**Work to complete**
Images are not part of the copy; write out the rest of the data exactly as given.

....

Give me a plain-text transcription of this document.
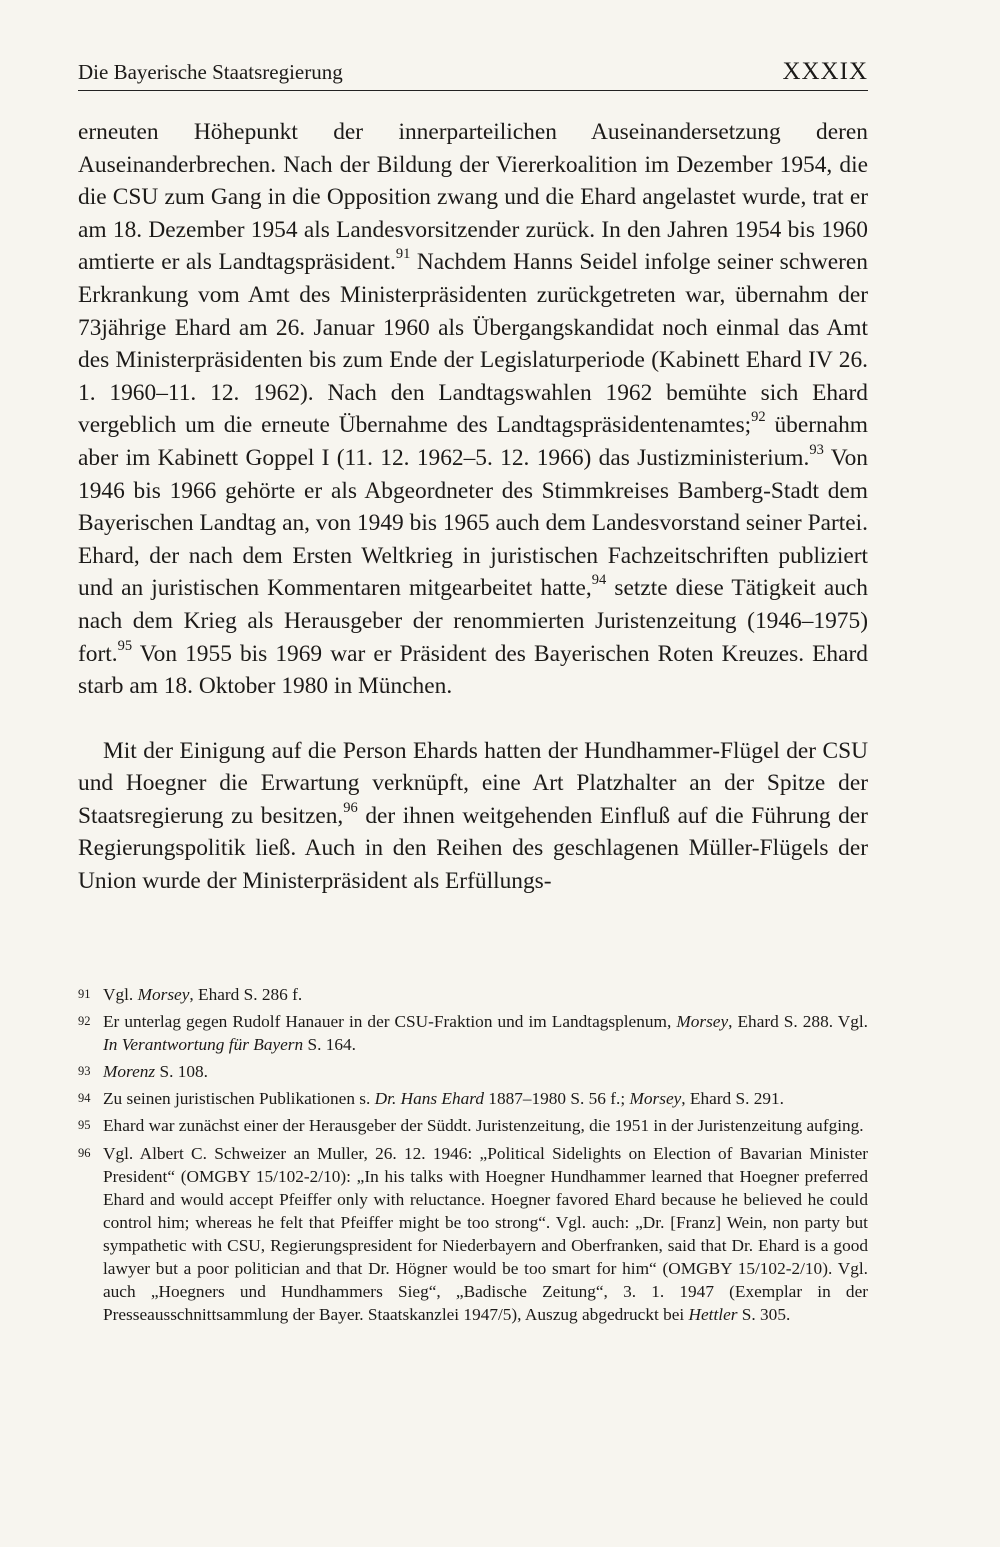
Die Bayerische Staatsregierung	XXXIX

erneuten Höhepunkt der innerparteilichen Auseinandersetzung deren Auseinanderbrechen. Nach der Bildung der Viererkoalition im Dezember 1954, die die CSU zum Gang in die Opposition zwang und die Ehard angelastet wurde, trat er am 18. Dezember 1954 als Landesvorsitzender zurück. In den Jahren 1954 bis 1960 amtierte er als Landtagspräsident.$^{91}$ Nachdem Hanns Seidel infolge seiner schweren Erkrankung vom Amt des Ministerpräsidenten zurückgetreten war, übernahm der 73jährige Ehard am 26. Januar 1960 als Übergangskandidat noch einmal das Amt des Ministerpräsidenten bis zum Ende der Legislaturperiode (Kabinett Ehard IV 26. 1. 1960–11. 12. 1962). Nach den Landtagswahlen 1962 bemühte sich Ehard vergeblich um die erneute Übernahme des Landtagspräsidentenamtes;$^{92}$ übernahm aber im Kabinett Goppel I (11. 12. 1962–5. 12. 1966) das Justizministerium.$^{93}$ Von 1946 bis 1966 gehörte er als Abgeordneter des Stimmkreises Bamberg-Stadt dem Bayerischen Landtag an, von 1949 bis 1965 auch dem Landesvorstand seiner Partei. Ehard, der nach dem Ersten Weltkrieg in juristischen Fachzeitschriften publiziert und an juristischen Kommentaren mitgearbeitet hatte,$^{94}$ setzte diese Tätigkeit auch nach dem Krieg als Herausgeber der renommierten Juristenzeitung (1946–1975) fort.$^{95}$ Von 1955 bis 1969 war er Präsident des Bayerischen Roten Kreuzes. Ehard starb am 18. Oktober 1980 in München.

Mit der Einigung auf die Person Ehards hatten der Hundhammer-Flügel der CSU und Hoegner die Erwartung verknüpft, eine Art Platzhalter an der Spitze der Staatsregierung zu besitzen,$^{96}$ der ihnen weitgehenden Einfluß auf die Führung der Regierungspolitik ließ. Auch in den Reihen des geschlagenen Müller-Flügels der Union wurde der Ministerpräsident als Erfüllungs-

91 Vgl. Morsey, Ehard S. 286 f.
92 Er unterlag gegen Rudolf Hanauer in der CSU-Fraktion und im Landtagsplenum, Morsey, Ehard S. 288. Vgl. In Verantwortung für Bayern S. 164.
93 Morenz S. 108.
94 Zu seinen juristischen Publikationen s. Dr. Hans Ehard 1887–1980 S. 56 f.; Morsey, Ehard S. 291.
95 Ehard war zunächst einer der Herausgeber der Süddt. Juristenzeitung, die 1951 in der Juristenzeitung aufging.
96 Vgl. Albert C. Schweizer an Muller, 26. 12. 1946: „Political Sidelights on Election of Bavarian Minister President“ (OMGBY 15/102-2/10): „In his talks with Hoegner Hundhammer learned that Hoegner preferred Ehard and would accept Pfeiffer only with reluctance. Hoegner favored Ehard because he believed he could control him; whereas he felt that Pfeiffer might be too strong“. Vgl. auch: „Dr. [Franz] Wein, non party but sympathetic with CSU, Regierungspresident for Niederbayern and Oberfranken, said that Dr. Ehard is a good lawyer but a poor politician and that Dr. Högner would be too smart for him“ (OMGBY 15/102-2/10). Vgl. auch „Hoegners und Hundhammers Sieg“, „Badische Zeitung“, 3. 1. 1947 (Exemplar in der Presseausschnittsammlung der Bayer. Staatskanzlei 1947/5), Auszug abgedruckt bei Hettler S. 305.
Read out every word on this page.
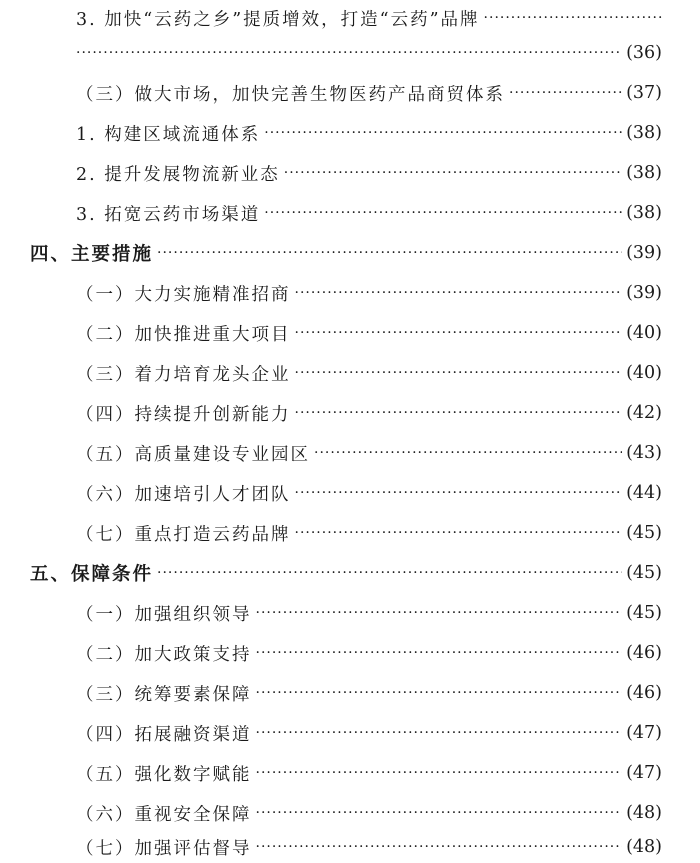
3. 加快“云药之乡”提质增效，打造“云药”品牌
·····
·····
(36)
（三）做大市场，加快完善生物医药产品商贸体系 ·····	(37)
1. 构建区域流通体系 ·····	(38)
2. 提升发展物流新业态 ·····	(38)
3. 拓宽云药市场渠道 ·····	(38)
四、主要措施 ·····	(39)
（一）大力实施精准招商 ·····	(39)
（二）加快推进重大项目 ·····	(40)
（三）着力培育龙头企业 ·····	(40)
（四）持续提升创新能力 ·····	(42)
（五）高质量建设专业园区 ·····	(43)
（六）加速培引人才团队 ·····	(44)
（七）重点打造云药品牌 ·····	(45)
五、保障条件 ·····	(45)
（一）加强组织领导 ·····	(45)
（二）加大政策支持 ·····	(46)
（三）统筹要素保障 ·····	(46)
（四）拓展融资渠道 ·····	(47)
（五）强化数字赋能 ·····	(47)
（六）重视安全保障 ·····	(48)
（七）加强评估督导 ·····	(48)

....

**Finished exercise**
Give me a plain-text transcription of this document.
Die Bayerische Staatsregierung	XXXIX

erneuten Höhepunkt der innerparteilichen Auseinandersetzung deren Auseinanderbrechen. Nach der Bildung der Viererkoalition im Dezember 1954, die die CSU zum Gang in die Opposition zwang und die Ehard angelastet wurde, trat er am 18. Dezember 1954 als Landesvorsitzender zurück. In den Jahren 1954 bis 1960 amtierte er als Landtagspräsident.$^{91}$ Nachdem Hanns Seidel infolge seiner schweren Erkrankung vom Amt des Ministerpräsidenten zurückgetreten war, übernahm der 73jährige Ehard am 26. Januar 1960 als Übergangskandidat noch einmal das Amt des Ministerpräsidenten bis zum Ende der Legislaturperiode (Kabinett Ehard IV 26. 1. 1960–11. 12. 1962). Nach den Landtagswahlen 1962 bemühte sich Ehard vergeblich um die erneute Übernahme des Landtagspräsidentenamtes;$^{92}$ übernahm aber im Kabinett Goppel I (11. 12. 1962–5. 12. 1966) das Justizministerium.$^{93}$ Von 1946 bis 1966 gehörte er als Abgeordneter des Stimmkreises Bamberg-Stadt dem Bayerischen Landtag an, von 1949 bis 1965 auch dem Landesvorstand seiner Partei. Ehard, der nach dem Ersten Weltkrieg in juristischen Fachzeitschriften publiziert und an juristischen Kommentaren mitgearbeitet hatte,$^{94}$ setzte diese Tätigkeit auch nach dem Krieg als Herausgeber der renommierten Juristenzeitung (1946–1975) fort.$^{95}$ Von 1955 bis 1969 war er Präsident des Bayerischen Roten Kreuzes. Ehard starb am 18. Oktober 1980 in München.

Mit der Einigung auf die Person Ehards hatten der Hundhammer-Flügel der CSU und Hoegner die Erwartung verknüpft, eine Art Platzhalter an der Spitze der Staatsregierung zu besitzen,$^{96}$ der ihnen weitgehenden Einfluß auf die Führung der Regierungspolitik ließ. Auch in den Reihen des geschlagenen Müller-Flügels der Union wurde der Ministerpräsident als Erfüllungs-

91 Vgl. Morsey, Ehard S. 286 f.
92 Er unterlag gegen Rudolf Hanauer in der CSU-Fraktion und im Landtagsplenum, Morsey, Ehard S. 288. Vgl. In Verantwortung für Bayern S. 164.
93 Morenz S. 108.
94 Zu seinen juristischen Publikationen s. Dr. Hans Ehard 1887–1980 S. 56 f.; Morsey, Ehard S. 291.
95 Ehard war zunächst einer der Herausgeber der Süddt. Juristenzeitung, die 1951 in der Juristenzeitung aufging.
96 Vgl. Albert C. Schweizer an Muller, 26. 12. 1946: „Political Sidelights on Election of Bavarian Minister President“ (OMGBY 15/102-2/10): „In his talks with Hoegner Hundhammer learned that Hoegner preferred Ehard and would accept Pfeiffer only with reluctance. Hoegner favored Ehard because he believed he could control him; whereas he felt that Pfeiffer might be too strong“. Vgl. auch: „Dr. [Franz] Wein, non party but sympathetic with CSU, Regierungspresident for Niederbayern and Oberfranken, said that Dr. Ehard is a good lawyer but a poor politician and that Dr. Högner would be too smart for him“ (OMGBY 15/102-2/10). Vgl. auch „Hoegners und Hundhammers Sieg“, „Badische Zeitung“, 3. 1. 1947 (Exemplar in der Presseausschnittsammlung der Bayer. Staatskanzlei 1947/5), Auszug abgedruckt bei Hettler S. 305.
Read out every word on this page.
3. 加快“云药之乡”提质增效，打造“云药”品牌
·····
·····
(36)
（三）做大市场，加快完善生物医药产品商贸体系 ·····	(37)
1. 构建区域流通体系 ·····	(38)
2. 提升发展物流新业态 ·····	(38)
3. 拓宽云药市场渠道 ·····	(38)
四、主要措施 ·····	(39)
（一）大力实施精准招商 ·····	(39)
（二）加快推进重大项目 ·····	(40)
（三）着力培育龙头企业 ·····	(40)
（四）持续提升创新能力 ·····	(42)
（五）高质量建设专业园区 ·····	(43)
（六）加速培引人才团队 ·····	(44)
（七）重点打造云药品牌 ·····	(45)
五、保障条件 ·····	(45)
（一）加强组织领导 ·····	(45)
（二）加大政策支持 ·····	(46)
（三）统筹要素保障 ·····	(46)
（四）拓展融资渠道 ·····	(47)
（五）强化数字赋能 ·····	(47)
（六）重视安全保障 ·····	(48)
（七）加强评估督导 ·····	(48)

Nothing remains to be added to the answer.